##### Listing #####

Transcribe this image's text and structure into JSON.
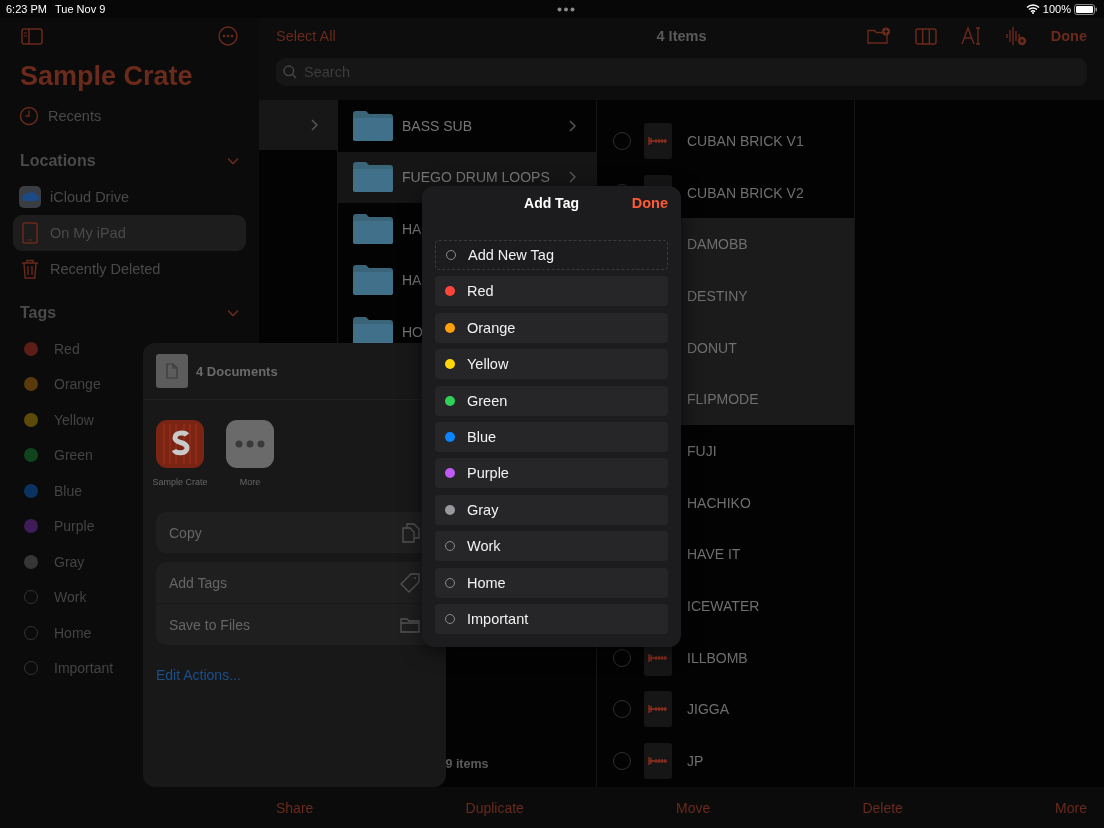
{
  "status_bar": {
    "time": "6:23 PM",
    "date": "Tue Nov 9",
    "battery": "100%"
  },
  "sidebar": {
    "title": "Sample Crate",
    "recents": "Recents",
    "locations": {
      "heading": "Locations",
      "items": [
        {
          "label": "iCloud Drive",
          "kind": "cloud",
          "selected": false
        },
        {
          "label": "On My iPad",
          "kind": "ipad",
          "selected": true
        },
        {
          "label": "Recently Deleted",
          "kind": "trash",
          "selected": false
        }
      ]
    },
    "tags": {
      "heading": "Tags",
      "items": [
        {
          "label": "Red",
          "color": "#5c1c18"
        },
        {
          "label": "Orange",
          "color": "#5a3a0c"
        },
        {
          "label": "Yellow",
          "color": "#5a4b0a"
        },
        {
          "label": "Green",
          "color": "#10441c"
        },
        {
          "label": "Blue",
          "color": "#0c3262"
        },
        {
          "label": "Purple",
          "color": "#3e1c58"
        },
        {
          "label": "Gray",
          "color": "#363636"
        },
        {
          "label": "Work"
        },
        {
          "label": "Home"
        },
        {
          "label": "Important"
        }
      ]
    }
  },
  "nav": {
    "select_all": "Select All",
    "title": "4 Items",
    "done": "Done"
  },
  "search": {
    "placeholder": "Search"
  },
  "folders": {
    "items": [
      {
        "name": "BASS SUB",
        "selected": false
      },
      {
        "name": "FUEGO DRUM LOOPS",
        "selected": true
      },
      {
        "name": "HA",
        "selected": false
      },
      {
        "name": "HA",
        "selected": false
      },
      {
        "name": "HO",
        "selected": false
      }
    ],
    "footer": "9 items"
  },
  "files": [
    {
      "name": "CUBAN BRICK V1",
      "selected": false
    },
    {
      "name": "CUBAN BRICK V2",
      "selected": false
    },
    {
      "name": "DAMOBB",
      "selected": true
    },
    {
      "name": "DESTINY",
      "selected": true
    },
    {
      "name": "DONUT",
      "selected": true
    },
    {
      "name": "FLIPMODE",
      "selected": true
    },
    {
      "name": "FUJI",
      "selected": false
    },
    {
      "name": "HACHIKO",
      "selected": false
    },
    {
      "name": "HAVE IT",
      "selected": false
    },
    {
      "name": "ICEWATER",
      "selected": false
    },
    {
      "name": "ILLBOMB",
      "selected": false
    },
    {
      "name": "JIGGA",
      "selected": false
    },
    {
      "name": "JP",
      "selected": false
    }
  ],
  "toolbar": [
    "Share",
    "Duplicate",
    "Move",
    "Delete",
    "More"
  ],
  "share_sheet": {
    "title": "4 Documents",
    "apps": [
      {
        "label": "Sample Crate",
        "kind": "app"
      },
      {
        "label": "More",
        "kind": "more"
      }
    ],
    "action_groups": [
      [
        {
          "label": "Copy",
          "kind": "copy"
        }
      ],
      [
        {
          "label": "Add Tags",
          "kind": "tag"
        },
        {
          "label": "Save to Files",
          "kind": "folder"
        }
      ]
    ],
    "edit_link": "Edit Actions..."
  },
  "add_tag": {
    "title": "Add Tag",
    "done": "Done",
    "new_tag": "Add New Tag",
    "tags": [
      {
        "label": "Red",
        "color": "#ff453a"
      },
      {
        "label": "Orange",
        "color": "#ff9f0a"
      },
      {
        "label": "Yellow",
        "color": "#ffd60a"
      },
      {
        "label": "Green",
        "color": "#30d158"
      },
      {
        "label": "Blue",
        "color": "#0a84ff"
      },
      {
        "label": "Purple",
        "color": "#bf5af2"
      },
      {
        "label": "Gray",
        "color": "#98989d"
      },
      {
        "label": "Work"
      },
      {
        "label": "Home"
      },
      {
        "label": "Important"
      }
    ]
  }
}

#####

→ What you are asked to do
Go through the records above and copy every line with the word "Sample".

→ Full output
    "title": "Sample Crate",
        "label": "Sample Crate",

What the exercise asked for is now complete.